** start of Data supplied **

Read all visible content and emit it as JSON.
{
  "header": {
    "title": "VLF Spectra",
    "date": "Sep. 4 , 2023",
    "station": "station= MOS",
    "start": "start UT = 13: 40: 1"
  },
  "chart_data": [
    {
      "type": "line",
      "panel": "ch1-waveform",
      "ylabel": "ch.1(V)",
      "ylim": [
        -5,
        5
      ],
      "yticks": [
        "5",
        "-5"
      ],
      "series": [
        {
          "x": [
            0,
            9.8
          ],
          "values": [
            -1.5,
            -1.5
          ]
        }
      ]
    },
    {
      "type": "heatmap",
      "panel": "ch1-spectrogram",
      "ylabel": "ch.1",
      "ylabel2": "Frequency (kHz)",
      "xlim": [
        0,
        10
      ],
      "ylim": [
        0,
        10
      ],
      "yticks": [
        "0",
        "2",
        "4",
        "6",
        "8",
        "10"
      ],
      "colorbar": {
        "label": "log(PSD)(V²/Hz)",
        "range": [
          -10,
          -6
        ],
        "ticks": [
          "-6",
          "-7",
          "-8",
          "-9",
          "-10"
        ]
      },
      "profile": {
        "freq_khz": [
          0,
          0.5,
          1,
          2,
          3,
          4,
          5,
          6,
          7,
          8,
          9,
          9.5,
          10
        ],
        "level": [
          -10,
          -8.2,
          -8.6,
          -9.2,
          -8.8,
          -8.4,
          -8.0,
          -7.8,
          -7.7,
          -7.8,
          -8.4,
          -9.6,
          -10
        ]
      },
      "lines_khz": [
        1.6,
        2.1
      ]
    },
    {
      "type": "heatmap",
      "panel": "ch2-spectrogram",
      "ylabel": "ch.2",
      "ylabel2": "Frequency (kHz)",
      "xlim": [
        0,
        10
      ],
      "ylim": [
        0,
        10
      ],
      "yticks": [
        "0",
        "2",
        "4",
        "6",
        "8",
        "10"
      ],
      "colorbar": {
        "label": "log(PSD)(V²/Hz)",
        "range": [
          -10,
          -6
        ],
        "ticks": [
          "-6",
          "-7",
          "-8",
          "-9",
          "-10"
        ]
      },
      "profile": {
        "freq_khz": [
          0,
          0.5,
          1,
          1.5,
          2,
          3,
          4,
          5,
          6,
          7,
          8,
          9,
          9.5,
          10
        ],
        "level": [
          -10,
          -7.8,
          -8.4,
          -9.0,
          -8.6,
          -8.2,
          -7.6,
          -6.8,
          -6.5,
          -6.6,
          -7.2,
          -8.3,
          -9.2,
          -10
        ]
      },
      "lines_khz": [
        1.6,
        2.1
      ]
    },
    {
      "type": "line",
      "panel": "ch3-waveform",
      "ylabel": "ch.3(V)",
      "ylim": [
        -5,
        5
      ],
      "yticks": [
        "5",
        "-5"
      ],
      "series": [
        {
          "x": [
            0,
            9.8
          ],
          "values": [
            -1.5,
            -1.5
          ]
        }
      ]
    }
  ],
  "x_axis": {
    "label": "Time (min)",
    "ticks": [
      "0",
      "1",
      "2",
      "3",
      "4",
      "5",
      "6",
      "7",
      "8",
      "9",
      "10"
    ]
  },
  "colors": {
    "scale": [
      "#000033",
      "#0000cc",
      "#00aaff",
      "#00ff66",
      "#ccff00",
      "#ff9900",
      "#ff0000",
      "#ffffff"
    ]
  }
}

** end of Data supplied **

> [Directive] Gather all the lines that include the word "panel" and copy them out.

> [Exercise solution]
      "panel": "ch1-waveform",
      "panel": "ch1-spectrogram",
      "panel": "ch2-spectrogram",
      "panel": "ch3-waveform",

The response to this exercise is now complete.